- Set exercise: Write out every line below that includes the word "Janš".

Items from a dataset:
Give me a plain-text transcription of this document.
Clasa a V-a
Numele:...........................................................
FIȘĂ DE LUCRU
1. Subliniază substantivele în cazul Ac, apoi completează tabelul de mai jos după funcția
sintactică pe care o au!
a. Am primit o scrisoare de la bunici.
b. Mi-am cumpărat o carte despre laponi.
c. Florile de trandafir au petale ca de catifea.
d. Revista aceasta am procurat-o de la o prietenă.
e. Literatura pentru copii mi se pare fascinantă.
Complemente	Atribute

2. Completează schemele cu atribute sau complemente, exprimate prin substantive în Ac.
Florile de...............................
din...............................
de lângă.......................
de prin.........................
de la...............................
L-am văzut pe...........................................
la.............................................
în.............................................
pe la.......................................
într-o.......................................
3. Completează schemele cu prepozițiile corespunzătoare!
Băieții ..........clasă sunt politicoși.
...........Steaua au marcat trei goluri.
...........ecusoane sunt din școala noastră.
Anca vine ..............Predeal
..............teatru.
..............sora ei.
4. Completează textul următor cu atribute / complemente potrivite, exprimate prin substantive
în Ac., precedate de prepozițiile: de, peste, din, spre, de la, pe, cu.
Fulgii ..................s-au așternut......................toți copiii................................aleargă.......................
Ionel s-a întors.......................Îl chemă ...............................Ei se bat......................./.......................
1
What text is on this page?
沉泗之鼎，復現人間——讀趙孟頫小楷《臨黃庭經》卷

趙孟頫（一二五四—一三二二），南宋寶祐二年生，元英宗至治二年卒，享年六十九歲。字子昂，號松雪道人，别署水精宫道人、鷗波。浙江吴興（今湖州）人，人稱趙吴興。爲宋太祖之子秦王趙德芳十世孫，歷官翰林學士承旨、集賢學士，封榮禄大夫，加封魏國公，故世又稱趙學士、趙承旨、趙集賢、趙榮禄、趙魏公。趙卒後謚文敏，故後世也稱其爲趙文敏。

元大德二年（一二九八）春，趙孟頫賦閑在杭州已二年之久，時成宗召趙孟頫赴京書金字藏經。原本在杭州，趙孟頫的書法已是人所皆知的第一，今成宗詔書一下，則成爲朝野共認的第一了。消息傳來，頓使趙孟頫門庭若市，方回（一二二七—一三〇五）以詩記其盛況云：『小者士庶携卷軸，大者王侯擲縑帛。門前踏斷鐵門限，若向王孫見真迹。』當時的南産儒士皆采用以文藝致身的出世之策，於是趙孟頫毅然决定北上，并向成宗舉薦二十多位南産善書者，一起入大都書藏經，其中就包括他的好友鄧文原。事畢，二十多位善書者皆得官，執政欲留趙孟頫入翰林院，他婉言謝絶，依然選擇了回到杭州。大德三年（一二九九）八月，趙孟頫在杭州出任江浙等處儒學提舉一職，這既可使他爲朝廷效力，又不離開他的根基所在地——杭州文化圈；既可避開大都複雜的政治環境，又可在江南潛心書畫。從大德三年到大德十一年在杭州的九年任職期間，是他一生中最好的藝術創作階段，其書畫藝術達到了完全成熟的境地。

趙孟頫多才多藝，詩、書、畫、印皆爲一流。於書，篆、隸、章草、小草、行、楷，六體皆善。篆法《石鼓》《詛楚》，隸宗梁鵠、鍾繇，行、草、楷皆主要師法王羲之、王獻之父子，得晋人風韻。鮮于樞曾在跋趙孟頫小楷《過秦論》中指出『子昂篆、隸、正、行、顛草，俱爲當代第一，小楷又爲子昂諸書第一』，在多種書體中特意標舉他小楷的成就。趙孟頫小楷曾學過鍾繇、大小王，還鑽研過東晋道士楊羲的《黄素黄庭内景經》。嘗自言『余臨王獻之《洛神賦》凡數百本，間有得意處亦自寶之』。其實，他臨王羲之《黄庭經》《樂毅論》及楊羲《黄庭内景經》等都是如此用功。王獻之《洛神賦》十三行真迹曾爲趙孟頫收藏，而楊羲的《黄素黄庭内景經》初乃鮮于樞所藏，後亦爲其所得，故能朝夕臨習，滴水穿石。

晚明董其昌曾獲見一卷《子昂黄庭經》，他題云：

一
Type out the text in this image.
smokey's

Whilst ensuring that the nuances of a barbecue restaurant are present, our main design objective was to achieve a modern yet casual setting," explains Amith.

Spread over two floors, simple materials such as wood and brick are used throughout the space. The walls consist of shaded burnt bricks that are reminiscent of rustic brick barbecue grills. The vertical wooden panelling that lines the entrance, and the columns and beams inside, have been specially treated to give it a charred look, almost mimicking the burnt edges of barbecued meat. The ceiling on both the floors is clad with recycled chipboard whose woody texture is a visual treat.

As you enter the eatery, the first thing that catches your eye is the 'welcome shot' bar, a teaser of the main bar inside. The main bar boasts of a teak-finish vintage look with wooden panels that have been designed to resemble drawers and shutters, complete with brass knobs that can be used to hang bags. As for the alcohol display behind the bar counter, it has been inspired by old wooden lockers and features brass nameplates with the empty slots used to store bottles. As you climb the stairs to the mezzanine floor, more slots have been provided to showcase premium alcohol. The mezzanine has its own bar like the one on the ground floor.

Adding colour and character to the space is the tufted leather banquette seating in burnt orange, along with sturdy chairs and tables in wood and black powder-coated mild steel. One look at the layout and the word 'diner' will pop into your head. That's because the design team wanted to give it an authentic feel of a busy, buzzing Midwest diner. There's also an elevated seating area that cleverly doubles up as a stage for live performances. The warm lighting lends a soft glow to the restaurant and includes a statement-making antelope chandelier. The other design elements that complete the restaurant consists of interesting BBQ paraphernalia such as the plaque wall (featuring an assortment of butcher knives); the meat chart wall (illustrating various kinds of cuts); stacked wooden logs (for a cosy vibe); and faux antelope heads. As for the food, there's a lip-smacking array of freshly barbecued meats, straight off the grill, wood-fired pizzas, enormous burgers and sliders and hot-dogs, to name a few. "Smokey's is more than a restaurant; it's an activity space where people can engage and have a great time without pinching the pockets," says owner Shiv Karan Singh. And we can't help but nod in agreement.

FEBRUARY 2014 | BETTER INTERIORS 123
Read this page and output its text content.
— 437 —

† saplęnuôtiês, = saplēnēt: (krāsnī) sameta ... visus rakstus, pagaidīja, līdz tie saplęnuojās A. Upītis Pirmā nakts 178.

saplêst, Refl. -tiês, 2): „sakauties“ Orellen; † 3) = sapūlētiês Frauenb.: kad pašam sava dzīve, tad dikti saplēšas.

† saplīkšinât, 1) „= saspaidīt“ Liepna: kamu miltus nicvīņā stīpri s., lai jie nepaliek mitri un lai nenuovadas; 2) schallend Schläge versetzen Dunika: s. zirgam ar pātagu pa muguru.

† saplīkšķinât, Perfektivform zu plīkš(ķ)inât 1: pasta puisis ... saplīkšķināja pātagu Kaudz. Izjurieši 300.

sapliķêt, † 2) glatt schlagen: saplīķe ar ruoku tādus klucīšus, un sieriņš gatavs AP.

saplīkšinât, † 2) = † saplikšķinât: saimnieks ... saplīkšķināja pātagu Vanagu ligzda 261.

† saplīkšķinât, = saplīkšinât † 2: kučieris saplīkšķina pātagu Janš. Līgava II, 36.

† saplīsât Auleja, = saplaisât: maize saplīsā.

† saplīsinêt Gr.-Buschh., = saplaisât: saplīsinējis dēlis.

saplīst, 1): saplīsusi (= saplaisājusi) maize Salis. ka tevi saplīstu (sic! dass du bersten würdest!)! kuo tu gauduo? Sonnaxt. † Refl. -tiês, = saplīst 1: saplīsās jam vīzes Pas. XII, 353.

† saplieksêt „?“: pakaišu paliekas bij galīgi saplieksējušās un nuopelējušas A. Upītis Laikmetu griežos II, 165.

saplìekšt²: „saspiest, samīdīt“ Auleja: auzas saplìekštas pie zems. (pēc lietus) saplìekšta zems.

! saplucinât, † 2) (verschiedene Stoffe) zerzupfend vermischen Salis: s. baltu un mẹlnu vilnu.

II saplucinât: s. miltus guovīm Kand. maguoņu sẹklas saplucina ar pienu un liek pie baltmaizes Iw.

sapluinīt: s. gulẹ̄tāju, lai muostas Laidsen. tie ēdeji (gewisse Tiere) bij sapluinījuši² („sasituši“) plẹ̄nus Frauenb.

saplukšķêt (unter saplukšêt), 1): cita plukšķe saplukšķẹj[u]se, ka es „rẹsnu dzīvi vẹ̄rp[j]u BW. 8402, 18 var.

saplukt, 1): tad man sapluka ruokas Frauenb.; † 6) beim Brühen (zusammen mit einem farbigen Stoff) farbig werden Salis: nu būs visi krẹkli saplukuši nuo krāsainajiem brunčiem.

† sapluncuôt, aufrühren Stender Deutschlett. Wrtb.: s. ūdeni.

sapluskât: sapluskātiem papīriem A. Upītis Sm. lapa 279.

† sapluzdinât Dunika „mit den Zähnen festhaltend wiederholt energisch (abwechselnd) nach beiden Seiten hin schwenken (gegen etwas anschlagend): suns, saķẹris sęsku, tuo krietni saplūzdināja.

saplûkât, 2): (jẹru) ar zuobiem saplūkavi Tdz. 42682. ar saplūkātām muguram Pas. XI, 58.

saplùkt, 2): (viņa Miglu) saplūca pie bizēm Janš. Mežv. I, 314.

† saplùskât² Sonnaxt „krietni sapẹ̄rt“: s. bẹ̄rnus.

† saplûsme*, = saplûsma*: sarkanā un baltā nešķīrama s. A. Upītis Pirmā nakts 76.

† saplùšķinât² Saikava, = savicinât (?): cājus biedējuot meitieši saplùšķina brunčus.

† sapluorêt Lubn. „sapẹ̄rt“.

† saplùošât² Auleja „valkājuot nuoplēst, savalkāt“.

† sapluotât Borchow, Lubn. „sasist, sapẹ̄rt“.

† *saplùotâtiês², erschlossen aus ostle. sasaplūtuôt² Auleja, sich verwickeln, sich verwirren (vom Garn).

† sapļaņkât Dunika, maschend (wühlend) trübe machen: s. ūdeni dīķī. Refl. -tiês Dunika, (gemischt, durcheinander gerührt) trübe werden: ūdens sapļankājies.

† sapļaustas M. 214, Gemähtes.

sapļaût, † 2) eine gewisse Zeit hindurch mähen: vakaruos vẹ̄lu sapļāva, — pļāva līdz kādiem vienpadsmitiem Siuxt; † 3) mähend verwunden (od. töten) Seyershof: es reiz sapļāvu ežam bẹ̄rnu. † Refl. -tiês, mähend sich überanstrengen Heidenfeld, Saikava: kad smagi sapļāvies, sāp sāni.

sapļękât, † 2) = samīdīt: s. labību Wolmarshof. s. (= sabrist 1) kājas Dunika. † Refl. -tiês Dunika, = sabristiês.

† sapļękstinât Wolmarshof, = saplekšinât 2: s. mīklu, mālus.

- Final result:
† saplīkšķinât, = saplīkšinât † 2: kučieris saplīkšķina pātagu Janš. Līgava II, 36.
saplùkt, 2): (viņa Miglu) saplūca pie bizēm Janš. Mežv. I, 314.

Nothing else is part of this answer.